A block of data:

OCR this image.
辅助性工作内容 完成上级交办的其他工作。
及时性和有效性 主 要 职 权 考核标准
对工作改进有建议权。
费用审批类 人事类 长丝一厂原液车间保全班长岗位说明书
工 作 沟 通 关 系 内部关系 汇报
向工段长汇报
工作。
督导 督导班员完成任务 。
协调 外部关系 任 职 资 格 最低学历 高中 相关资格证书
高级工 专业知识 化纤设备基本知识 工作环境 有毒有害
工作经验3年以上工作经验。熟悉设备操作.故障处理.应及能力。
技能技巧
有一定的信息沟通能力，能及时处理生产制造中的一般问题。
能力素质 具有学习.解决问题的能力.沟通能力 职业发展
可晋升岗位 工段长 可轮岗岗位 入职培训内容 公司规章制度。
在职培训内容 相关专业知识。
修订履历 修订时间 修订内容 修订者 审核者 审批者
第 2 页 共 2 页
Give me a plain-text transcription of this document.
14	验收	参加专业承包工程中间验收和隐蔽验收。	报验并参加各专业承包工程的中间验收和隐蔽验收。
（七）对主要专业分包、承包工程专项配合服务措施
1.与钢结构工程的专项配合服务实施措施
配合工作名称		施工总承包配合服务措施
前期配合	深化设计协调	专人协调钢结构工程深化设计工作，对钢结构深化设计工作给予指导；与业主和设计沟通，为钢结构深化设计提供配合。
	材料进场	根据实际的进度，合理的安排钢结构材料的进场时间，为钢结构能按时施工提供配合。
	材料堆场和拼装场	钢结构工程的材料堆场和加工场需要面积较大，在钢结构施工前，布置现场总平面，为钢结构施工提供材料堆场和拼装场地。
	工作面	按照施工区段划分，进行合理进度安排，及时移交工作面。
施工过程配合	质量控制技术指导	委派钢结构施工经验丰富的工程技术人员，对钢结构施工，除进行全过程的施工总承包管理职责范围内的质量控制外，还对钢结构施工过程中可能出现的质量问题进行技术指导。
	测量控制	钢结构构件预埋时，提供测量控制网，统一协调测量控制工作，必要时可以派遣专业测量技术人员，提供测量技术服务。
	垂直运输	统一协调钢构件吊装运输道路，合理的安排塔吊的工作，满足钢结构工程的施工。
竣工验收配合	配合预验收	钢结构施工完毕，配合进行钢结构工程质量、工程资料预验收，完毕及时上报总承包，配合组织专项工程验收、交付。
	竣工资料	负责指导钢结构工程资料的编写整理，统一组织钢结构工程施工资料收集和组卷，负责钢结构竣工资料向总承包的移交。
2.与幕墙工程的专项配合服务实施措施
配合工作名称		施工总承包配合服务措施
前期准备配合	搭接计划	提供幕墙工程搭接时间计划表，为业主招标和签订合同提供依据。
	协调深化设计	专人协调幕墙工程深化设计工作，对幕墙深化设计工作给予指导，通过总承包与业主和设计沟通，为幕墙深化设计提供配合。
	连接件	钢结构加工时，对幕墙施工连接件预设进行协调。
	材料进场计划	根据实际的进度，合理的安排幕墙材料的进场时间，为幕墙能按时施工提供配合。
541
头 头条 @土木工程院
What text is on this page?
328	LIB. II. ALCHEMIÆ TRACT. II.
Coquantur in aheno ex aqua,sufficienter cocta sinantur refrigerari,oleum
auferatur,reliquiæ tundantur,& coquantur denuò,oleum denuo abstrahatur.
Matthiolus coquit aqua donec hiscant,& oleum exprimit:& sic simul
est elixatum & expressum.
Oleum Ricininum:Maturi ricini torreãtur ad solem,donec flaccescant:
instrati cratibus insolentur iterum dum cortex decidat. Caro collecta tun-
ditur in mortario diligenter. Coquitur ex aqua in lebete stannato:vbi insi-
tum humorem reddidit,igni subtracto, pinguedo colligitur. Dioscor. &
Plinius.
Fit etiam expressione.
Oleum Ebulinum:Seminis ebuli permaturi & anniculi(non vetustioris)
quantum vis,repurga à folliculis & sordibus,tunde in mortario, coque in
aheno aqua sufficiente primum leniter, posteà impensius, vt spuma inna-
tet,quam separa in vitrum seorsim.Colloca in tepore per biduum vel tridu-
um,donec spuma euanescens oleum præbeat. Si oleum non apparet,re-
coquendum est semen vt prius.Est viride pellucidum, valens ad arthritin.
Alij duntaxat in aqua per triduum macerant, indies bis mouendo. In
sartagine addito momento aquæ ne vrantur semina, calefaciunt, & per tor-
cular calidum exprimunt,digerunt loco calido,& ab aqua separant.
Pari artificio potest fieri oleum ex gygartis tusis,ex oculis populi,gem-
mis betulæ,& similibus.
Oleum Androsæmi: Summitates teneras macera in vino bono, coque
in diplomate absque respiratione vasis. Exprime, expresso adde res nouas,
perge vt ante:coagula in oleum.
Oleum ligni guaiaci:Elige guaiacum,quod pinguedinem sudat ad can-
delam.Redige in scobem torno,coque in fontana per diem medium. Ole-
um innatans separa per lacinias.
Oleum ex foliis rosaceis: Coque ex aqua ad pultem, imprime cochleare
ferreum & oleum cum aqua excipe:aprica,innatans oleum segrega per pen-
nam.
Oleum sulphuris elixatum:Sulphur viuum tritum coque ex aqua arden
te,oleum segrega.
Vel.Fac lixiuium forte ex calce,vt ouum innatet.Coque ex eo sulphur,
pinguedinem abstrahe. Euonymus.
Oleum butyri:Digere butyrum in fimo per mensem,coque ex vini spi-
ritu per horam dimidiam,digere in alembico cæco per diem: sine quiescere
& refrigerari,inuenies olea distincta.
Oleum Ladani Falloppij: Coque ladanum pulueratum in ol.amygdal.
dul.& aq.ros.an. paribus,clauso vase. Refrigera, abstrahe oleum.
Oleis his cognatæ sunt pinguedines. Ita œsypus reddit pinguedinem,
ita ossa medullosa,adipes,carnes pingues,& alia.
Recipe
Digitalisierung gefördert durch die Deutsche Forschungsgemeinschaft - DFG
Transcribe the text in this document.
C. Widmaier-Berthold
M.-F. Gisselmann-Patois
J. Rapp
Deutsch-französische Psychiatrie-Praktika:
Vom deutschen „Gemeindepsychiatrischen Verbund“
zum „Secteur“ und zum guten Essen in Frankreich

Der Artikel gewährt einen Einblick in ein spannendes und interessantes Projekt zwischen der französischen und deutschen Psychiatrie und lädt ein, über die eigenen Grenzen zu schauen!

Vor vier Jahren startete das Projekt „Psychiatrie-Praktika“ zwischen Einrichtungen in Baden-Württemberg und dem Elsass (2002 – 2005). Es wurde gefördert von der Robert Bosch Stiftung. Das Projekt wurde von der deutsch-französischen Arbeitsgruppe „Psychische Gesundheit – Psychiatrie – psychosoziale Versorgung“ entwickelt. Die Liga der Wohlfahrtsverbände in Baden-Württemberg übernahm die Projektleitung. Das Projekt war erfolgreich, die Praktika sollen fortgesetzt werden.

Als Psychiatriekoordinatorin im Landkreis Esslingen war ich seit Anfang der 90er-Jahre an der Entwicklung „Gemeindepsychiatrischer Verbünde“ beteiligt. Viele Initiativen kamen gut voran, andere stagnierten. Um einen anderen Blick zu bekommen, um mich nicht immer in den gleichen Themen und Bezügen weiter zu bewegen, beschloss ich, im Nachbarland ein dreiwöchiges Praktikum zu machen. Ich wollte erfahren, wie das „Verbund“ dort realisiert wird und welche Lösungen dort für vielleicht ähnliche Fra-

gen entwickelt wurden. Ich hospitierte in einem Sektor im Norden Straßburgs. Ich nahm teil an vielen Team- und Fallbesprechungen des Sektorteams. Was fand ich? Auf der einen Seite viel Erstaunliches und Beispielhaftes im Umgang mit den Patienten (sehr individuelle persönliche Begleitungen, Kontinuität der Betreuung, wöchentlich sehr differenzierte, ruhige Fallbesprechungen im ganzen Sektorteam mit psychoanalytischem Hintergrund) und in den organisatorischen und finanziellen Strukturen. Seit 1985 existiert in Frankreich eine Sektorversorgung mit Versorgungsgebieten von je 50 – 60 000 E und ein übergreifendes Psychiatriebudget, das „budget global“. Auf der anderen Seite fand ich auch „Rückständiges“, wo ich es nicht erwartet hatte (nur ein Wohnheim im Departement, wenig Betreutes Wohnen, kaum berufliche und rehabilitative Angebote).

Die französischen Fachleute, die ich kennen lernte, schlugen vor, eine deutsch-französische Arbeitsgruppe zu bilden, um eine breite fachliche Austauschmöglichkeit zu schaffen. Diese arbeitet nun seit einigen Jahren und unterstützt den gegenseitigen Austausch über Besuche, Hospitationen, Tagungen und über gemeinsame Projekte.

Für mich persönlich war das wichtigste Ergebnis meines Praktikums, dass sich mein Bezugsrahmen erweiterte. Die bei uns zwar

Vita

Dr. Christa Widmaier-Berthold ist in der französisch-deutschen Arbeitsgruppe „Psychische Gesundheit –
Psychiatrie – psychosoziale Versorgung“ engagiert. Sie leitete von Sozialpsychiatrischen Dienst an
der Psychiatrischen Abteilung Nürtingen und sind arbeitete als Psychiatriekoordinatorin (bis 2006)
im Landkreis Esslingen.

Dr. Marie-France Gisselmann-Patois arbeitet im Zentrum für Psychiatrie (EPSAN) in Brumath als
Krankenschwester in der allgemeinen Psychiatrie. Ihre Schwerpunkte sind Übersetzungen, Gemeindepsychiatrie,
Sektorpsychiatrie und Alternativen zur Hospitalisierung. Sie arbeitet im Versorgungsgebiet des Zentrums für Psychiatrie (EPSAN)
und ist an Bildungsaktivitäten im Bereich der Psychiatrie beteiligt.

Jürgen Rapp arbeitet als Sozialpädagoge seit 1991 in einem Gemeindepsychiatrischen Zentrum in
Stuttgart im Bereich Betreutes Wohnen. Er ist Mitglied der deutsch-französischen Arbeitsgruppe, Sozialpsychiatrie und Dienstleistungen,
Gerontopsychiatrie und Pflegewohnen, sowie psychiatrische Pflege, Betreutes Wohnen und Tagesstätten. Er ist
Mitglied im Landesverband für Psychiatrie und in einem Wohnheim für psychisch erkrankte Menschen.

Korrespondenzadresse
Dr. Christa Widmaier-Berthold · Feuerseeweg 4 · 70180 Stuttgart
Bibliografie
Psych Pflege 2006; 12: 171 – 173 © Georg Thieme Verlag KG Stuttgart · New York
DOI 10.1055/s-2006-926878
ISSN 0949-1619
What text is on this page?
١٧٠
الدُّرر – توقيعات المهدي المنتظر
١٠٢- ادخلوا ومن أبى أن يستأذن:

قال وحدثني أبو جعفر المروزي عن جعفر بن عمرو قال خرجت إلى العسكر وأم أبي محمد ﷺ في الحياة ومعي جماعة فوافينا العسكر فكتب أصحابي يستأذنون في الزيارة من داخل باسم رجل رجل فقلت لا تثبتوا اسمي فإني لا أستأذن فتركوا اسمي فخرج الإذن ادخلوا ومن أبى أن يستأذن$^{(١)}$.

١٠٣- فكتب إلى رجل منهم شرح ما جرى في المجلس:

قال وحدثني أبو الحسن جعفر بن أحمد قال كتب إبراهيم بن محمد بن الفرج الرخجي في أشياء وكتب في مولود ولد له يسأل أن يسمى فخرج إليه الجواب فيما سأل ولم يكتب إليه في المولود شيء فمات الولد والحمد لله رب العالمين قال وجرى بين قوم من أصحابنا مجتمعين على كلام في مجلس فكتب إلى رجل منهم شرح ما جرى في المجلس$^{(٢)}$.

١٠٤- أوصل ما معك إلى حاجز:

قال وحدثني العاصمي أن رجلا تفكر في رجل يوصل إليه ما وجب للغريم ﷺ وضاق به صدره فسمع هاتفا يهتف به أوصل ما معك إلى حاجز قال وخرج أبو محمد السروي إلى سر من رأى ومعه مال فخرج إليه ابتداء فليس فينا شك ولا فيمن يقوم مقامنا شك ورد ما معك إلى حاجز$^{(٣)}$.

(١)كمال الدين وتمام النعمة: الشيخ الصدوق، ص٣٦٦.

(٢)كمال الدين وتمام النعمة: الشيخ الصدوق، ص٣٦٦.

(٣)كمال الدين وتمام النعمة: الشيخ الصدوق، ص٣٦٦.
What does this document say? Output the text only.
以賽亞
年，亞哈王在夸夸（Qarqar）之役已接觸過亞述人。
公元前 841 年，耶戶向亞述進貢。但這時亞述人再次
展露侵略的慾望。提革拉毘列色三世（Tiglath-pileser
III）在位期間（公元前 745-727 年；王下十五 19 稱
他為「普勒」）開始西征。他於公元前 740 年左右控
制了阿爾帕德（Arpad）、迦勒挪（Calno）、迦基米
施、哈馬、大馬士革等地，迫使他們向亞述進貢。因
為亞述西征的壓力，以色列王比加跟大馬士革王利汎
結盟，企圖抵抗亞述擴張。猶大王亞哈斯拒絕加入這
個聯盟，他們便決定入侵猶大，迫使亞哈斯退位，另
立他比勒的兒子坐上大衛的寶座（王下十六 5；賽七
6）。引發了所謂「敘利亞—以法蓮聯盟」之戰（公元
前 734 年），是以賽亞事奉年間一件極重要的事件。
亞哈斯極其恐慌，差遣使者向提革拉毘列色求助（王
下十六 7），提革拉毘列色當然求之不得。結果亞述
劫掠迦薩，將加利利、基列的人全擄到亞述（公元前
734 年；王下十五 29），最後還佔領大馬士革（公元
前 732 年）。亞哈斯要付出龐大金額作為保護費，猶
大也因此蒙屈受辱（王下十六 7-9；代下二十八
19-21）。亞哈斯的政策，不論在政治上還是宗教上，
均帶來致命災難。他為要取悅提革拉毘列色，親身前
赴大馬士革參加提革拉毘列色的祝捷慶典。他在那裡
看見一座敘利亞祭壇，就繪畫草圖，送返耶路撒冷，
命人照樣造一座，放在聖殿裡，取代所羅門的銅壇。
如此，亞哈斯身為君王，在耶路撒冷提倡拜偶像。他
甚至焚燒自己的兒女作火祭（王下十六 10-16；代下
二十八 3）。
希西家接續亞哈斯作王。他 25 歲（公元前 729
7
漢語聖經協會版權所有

● **What you have to do**
Return every line from the records above that holds the word "Gesundheit".

● **Correct response**
Vor vier Jahren startete das Projekt „Psychiatrie-Praktika“ zwischen Einrichtungen in Baden-Württemberg und dem Elsass (2002 – 2005). Es wurde gefördert von der Robert Bosch Stiftung. Das Projekt wurde von der deutsch-französischen Arbeitsgruppe „Psychische Gesundheit – Psychiatrie – psychosoziale Versorgung“ entwickelt. Die Liga der Wohlfahrtsverbände in Baden-Württemberg übernahm die Projektleitung. Das Projekt war erfolgreich, die Praktika sollen fortgesetzt werden.
Dr. Christa Widmaier-Berthold ist in der französisch-deutschen Arbeitsgruppe „Psychische Gesundheit –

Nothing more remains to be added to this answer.